**Problem to work on**. Collect every row below that contains the word "number", copying each such row in full.

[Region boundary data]
────────────────────────────────────────
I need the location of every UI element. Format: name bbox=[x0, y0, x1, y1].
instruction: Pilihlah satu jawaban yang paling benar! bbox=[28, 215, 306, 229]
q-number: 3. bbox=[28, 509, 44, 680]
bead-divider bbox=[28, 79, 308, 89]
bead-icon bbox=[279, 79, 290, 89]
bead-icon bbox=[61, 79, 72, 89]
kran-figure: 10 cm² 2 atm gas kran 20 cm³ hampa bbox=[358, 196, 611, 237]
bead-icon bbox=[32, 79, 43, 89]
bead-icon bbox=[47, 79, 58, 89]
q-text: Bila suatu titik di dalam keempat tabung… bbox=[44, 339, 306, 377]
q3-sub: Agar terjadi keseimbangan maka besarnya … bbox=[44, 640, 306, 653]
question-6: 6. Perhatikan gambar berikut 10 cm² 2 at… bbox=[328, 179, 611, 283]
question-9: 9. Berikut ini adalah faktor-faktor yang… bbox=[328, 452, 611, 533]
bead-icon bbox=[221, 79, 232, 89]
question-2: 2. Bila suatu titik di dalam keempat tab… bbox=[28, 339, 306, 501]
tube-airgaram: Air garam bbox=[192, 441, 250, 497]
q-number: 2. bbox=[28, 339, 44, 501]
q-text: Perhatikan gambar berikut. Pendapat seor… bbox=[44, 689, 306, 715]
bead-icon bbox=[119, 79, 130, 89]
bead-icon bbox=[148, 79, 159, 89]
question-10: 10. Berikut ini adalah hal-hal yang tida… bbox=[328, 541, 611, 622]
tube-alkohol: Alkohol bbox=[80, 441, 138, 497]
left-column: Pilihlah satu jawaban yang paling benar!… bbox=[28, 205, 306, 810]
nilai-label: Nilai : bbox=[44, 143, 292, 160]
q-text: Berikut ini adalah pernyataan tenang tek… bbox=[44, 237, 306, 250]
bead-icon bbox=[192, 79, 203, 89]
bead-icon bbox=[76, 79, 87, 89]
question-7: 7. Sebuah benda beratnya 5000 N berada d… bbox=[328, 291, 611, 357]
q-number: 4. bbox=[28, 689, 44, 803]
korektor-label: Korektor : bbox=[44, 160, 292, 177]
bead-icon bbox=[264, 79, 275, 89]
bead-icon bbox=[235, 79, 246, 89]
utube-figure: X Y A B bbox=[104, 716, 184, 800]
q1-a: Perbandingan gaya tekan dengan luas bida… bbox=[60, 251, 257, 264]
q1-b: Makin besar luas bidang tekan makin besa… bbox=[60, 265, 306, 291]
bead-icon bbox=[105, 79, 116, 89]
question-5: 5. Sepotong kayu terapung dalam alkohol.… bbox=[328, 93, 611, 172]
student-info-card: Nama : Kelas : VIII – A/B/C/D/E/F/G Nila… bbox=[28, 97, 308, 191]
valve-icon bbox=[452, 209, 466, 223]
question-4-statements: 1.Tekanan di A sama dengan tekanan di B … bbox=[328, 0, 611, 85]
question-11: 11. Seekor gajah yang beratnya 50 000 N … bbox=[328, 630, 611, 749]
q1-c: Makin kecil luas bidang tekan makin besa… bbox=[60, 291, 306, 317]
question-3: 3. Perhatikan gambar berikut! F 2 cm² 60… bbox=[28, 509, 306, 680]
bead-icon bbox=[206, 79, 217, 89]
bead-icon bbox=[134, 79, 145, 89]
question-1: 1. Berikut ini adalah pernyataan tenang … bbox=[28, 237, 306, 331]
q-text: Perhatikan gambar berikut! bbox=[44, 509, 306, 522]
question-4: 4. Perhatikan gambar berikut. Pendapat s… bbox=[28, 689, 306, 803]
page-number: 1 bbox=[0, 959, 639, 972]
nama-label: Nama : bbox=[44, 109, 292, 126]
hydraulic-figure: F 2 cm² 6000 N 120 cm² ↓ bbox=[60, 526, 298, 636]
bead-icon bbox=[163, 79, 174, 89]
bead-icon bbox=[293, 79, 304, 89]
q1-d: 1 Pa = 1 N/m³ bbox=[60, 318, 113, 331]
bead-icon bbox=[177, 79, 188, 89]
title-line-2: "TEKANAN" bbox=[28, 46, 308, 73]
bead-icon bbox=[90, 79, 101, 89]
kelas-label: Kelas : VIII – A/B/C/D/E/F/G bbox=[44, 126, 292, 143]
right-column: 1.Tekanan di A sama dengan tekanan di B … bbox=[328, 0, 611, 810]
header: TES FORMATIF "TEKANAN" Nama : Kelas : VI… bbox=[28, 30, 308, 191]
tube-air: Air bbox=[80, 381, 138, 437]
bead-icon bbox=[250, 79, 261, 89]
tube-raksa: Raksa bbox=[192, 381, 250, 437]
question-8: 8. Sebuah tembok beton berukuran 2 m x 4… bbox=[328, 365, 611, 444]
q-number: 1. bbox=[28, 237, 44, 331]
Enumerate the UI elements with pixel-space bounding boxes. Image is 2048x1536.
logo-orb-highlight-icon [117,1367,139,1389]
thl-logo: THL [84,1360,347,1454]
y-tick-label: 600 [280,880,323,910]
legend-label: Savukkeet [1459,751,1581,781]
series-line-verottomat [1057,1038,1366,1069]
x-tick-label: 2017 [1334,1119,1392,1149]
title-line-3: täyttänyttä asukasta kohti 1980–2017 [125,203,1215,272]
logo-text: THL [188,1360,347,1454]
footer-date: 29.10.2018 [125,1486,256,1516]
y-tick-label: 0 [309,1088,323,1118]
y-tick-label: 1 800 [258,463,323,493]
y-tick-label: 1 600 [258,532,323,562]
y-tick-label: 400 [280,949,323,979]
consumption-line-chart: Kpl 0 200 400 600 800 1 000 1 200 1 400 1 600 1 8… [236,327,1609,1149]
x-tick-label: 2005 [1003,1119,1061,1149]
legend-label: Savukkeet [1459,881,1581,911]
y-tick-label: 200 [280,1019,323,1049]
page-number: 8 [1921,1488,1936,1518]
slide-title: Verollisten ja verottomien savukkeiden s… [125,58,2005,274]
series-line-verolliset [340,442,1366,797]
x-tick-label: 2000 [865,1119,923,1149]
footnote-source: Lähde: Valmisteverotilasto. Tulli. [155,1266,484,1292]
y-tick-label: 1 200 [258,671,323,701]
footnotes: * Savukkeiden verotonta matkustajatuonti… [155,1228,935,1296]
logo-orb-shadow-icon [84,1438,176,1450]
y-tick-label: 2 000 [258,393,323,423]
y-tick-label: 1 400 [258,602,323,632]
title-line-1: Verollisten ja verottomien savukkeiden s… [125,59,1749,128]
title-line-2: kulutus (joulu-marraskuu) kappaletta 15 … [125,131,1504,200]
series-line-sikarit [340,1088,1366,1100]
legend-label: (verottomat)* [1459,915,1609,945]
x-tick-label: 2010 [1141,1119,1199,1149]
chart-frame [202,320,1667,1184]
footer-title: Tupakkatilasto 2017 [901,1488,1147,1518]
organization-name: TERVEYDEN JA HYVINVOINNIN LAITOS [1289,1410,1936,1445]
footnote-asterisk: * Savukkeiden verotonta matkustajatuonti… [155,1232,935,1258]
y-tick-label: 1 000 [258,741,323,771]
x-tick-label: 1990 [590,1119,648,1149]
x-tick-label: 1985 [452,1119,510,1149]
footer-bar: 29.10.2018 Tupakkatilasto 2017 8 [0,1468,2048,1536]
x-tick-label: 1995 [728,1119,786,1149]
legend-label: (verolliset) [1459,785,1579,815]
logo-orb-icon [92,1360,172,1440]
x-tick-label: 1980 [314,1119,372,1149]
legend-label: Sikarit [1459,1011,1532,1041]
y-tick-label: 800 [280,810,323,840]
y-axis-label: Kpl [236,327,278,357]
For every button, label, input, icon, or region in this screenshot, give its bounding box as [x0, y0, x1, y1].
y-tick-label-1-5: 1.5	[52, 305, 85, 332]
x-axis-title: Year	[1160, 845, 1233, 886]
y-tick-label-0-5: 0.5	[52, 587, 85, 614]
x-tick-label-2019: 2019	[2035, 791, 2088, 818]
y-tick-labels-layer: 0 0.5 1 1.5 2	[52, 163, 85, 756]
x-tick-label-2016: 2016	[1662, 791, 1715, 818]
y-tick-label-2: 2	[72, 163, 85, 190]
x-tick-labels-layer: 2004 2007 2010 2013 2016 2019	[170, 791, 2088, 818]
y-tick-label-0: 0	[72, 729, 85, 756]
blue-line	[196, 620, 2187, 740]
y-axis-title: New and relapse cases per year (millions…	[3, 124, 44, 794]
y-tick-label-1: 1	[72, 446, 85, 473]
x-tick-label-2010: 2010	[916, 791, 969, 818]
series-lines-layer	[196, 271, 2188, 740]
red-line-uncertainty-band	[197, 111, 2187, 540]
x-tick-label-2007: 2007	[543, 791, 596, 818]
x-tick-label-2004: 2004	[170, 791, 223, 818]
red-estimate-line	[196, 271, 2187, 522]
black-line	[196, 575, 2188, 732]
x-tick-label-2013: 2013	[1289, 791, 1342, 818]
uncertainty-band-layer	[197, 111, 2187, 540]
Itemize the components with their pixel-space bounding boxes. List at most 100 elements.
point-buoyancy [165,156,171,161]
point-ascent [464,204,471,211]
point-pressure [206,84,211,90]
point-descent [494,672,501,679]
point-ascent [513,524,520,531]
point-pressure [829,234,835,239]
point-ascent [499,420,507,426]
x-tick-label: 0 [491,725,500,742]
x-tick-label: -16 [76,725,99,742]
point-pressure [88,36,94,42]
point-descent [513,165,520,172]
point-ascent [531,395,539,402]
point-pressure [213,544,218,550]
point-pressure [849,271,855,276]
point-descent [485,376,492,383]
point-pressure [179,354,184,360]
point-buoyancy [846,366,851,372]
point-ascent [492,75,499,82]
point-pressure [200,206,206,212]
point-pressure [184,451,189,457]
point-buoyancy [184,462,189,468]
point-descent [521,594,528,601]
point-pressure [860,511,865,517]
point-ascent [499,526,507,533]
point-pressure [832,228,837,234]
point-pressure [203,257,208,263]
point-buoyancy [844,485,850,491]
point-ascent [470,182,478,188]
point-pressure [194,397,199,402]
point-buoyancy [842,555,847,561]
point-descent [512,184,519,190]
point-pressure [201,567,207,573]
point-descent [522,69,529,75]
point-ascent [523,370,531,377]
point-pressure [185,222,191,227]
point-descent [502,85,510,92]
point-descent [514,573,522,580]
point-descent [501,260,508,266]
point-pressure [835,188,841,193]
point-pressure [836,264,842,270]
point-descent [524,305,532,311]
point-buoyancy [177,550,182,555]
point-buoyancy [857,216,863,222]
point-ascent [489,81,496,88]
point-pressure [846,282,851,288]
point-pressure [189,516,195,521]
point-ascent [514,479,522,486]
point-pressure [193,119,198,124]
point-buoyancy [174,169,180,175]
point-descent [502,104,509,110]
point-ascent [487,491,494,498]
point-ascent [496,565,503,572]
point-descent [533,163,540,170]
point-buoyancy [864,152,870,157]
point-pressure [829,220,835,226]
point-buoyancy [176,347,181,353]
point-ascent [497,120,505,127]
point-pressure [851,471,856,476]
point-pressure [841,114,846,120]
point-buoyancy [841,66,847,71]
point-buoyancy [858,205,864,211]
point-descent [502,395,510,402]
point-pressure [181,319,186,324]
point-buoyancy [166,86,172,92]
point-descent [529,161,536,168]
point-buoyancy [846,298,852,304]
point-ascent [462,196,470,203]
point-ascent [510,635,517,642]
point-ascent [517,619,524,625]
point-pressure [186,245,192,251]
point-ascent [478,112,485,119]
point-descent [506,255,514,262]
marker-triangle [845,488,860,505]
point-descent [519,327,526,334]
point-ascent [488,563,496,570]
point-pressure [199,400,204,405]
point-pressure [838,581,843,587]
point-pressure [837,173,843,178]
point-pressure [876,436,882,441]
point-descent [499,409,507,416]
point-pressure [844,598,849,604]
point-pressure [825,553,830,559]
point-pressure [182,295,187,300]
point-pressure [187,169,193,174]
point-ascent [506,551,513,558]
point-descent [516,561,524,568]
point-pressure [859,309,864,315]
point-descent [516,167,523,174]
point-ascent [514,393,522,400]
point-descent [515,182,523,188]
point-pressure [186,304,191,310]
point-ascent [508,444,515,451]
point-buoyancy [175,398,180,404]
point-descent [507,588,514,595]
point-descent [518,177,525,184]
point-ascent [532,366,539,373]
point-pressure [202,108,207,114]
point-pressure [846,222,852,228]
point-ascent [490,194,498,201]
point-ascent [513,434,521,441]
────────────────────────────────────────
**Completed task**.
q-number: 3. bbox=[28, 509, 44, 680]
q-number: 2. bbox=[28, 339, 44, 501]
q-number: 4. bbox=[28, 689, 44, 803]
page-number: 1 bbox=[0, 959, 639, 972]
q-number: 1. bbox=[28, 237, 44, 331]
page-number: 8 [1921,1488,1936,1518]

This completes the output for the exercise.